**Aim**. Work out the number of lines in the records that include the word "Buyer"; reply with that number alone.

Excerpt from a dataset
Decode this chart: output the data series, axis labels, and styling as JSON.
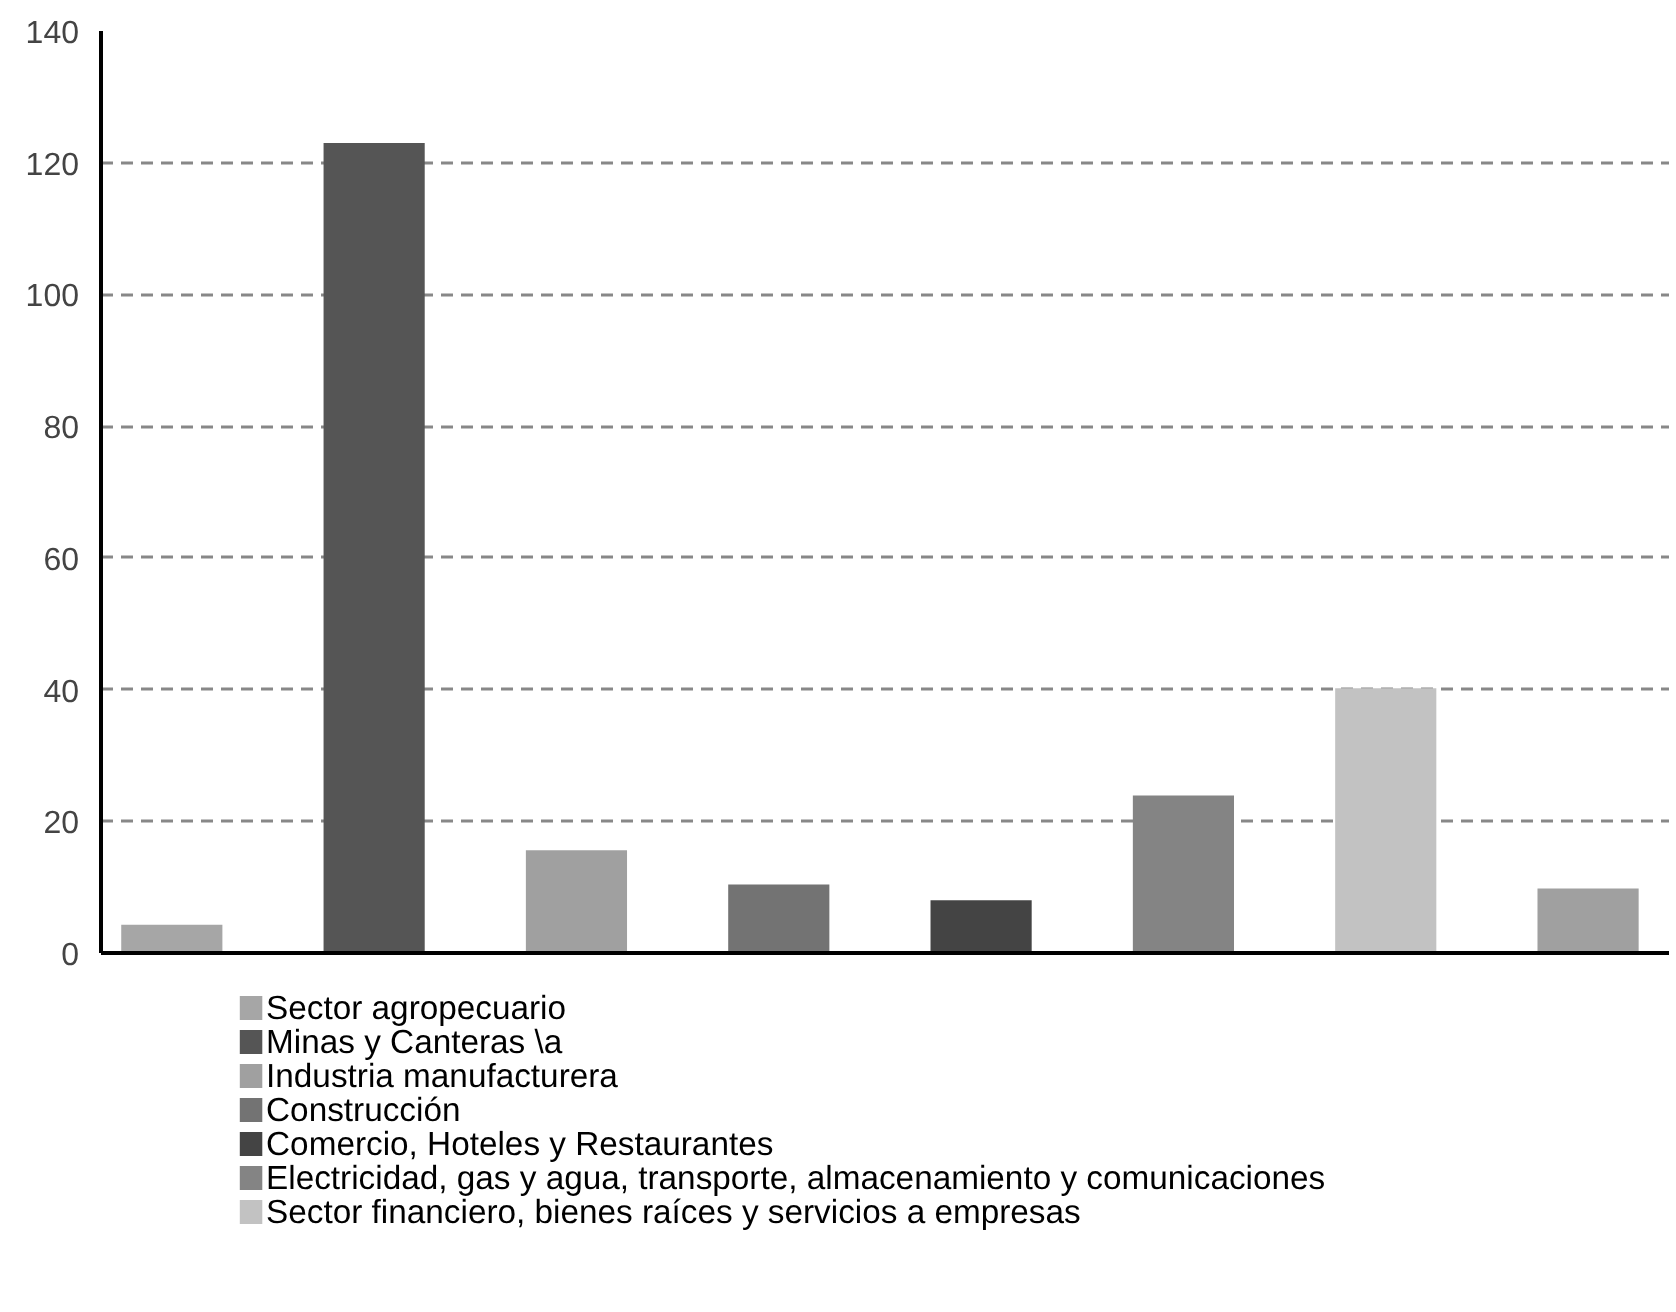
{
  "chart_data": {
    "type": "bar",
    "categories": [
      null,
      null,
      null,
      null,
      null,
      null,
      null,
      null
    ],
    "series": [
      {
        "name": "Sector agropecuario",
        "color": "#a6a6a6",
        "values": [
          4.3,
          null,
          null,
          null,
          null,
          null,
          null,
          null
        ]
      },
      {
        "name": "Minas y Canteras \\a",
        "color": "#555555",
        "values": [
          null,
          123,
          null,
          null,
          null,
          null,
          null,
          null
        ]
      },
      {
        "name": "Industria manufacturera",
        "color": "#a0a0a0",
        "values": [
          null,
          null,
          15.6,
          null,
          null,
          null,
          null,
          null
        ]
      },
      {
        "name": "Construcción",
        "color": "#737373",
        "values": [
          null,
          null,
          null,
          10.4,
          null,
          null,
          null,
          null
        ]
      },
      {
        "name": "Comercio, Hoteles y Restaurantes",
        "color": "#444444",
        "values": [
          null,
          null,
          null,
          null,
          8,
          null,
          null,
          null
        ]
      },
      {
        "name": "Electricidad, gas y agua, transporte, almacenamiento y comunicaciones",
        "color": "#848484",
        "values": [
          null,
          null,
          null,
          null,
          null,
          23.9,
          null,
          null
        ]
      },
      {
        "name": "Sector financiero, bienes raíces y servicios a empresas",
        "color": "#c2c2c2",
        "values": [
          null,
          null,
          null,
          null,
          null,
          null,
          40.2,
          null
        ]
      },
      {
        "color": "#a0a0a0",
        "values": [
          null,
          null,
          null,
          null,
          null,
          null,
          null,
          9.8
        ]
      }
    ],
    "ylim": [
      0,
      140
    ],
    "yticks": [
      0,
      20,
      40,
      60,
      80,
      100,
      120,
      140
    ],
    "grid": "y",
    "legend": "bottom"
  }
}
* * *
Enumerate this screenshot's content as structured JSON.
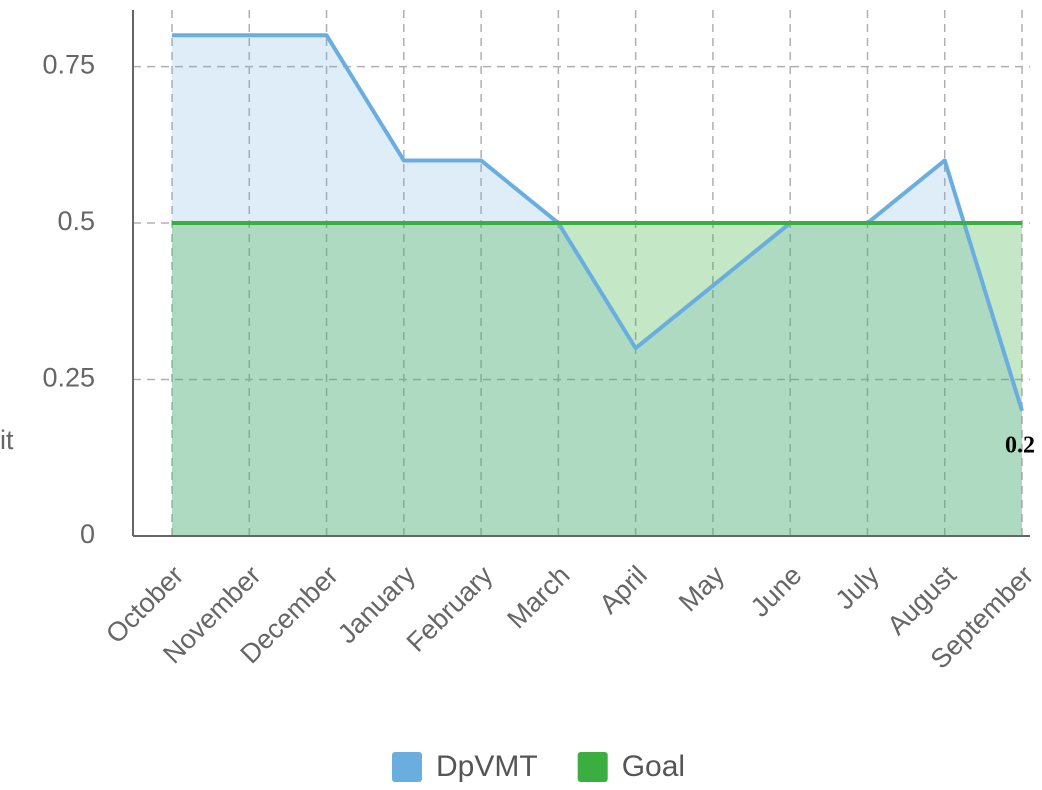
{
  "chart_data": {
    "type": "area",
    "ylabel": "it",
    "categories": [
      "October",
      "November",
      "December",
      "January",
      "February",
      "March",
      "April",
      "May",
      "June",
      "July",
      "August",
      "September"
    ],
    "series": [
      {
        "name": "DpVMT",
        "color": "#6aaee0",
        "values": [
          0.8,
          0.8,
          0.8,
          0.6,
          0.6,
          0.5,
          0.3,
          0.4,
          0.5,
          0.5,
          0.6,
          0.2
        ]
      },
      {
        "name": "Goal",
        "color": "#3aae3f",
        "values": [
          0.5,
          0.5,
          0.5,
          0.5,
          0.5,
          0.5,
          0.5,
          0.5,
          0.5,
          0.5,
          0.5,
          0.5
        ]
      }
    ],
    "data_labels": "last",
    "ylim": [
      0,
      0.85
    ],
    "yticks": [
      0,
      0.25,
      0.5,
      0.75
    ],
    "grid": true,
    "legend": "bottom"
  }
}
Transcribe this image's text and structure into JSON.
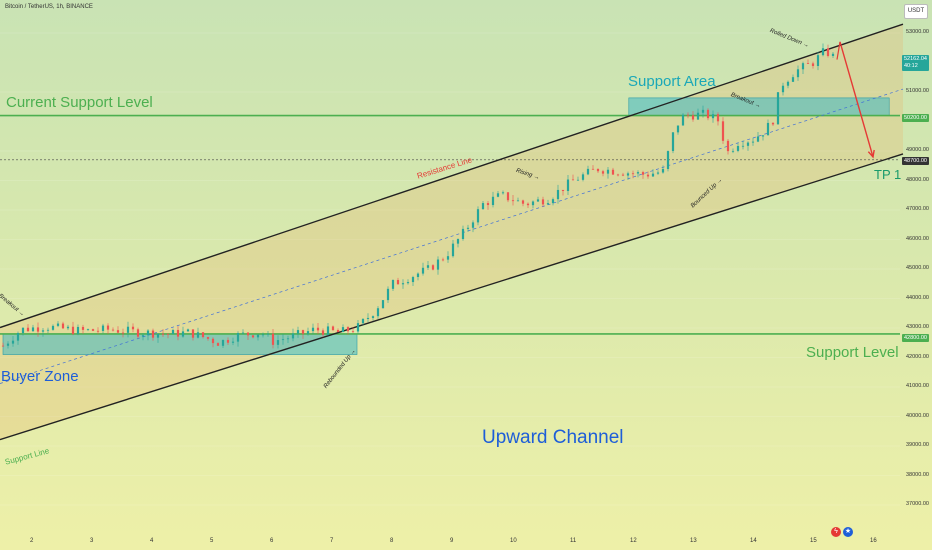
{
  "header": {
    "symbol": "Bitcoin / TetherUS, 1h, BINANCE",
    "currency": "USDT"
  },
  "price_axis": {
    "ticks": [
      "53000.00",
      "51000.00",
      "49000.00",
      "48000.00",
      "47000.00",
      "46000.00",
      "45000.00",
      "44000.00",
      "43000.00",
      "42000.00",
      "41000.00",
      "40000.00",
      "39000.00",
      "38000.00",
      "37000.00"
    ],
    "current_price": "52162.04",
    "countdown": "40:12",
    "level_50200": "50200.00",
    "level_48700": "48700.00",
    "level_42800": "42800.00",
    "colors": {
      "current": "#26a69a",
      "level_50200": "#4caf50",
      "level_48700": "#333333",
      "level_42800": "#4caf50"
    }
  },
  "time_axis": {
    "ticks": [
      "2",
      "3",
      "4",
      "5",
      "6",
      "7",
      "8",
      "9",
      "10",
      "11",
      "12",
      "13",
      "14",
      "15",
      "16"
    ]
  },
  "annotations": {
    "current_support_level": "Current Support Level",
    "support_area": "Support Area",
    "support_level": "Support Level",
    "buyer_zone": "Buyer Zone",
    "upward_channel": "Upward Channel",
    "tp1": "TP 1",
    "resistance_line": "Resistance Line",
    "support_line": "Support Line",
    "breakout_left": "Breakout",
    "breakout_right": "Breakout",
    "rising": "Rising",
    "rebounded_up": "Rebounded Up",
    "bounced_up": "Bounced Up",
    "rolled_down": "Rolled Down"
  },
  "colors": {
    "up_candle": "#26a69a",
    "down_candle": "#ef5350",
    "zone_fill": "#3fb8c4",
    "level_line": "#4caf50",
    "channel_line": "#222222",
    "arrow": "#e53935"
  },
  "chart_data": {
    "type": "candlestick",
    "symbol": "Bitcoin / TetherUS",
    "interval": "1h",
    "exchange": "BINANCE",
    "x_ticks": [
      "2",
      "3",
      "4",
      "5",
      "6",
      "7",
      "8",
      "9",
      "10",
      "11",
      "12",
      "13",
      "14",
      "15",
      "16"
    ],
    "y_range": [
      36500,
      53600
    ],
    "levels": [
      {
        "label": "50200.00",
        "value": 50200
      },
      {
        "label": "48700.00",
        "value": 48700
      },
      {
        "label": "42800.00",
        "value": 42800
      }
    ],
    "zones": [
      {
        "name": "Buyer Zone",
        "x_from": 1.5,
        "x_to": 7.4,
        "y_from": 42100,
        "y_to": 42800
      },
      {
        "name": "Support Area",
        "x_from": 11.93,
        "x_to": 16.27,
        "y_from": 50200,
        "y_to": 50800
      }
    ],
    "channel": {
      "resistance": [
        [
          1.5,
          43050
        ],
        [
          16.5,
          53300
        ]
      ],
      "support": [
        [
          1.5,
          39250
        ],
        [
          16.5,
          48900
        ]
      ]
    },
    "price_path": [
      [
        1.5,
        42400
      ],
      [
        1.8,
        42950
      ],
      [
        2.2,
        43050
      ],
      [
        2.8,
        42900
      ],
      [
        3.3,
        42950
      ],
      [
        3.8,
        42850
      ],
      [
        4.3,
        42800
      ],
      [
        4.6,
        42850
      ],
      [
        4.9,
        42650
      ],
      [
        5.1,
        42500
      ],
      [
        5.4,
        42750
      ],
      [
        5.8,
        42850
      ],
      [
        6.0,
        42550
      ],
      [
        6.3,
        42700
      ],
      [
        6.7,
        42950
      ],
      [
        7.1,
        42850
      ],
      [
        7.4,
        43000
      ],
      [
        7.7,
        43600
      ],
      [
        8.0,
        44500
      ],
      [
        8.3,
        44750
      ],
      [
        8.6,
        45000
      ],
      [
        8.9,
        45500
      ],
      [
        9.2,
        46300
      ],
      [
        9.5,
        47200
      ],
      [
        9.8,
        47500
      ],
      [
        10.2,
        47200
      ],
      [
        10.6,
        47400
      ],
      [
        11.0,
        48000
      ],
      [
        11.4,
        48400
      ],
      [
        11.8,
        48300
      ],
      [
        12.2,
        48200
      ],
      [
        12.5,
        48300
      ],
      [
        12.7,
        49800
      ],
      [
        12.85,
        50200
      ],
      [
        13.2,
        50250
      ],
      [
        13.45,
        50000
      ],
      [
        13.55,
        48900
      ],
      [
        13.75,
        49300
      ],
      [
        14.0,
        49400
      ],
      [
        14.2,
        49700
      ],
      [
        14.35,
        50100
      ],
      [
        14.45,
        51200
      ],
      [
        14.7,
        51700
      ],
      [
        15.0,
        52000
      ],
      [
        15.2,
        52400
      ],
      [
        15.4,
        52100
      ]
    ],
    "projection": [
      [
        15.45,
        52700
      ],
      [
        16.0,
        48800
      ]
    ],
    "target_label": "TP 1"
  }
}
---
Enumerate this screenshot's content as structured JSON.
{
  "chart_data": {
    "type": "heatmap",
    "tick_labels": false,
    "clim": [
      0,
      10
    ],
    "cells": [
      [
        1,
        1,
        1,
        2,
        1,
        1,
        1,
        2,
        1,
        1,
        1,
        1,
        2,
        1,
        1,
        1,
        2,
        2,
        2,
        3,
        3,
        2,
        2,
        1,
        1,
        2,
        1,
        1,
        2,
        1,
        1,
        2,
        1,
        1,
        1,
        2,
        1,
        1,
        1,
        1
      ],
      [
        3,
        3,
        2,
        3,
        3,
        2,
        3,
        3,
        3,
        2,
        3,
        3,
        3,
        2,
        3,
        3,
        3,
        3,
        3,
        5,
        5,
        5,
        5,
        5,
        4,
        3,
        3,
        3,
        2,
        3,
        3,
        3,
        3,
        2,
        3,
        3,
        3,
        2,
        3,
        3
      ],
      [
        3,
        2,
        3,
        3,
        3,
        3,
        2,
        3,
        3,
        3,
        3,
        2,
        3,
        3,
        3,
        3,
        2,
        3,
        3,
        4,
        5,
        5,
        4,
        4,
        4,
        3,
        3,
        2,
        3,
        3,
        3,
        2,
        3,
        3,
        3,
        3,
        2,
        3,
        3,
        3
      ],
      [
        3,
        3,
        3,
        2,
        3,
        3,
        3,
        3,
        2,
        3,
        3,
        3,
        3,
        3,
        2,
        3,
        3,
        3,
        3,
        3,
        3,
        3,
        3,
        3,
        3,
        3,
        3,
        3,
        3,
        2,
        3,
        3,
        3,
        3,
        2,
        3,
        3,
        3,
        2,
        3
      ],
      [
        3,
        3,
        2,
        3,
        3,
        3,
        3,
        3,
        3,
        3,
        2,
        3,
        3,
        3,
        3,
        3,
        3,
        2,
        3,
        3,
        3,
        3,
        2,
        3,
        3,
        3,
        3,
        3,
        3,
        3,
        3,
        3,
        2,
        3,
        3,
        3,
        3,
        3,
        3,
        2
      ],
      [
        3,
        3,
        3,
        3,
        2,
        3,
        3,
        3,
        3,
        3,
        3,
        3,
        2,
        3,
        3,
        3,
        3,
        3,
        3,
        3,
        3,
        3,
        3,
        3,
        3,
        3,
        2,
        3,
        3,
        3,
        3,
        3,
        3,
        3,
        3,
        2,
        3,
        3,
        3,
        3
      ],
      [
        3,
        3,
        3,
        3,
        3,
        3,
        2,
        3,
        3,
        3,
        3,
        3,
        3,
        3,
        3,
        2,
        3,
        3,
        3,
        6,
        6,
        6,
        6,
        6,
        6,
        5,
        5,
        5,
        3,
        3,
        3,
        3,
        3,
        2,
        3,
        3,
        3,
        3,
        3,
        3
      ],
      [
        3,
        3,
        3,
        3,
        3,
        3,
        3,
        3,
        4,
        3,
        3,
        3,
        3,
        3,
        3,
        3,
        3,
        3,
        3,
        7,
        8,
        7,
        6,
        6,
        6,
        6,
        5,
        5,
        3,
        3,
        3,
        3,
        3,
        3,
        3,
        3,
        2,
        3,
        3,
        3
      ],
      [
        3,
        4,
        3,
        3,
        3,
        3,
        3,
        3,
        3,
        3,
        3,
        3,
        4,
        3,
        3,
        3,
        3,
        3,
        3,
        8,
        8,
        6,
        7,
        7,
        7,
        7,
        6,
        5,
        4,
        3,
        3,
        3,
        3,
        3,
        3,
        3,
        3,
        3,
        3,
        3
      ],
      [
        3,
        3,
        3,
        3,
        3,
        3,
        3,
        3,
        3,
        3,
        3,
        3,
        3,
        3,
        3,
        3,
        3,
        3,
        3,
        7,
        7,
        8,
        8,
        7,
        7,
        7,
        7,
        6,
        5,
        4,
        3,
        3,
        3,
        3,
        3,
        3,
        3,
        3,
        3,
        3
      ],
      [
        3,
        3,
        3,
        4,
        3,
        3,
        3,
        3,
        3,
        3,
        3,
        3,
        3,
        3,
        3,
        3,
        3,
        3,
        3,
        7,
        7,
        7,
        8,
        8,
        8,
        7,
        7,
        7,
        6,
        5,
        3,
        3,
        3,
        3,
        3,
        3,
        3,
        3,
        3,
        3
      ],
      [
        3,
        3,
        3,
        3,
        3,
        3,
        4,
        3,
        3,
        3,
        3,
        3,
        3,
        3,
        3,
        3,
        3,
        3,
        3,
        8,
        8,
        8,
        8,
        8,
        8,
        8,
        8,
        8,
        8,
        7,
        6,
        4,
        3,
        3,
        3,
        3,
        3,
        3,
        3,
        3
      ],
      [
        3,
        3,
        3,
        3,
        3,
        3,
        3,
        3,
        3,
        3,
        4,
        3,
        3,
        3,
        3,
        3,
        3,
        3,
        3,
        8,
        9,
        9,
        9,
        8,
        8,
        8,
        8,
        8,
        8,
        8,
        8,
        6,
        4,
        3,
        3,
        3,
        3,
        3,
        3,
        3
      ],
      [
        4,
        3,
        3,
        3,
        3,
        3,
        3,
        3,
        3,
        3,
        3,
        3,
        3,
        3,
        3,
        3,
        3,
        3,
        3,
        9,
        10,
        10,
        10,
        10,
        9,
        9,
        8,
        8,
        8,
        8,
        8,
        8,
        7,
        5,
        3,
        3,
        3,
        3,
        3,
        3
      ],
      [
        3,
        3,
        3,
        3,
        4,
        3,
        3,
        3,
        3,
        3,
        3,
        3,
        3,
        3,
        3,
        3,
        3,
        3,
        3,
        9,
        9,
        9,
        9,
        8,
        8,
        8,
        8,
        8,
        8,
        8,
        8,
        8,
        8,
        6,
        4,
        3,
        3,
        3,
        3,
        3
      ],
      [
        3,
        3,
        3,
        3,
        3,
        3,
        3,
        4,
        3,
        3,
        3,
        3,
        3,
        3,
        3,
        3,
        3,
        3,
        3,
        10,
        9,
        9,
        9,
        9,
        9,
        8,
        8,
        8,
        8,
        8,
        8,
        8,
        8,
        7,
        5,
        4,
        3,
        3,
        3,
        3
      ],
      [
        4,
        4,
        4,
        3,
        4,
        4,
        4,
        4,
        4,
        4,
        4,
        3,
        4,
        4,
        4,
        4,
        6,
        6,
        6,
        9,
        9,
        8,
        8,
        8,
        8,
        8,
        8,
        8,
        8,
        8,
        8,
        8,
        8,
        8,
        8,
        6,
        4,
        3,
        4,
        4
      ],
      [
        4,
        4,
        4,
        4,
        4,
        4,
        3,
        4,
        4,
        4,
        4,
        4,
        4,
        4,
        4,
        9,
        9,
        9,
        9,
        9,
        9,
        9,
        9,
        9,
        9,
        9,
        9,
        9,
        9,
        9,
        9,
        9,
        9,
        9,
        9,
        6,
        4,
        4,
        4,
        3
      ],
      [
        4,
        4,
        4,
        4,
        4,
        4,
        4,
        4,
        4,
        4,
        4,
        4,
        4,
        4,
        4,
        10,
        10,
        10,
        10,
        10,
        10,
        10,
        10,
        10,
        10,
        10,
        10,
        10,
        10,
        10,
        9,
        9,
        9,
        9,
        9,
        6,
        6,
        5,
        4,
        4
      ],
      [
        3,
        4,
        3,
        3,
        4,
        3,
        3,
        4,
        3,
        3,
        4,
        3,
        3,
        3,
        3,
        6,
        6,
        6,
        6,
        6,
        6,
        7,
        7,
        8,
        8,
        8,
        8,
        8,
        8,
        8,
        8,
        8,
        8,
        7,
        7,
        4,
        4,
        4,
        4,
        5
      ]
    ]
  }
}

**Result for this exercise**. 2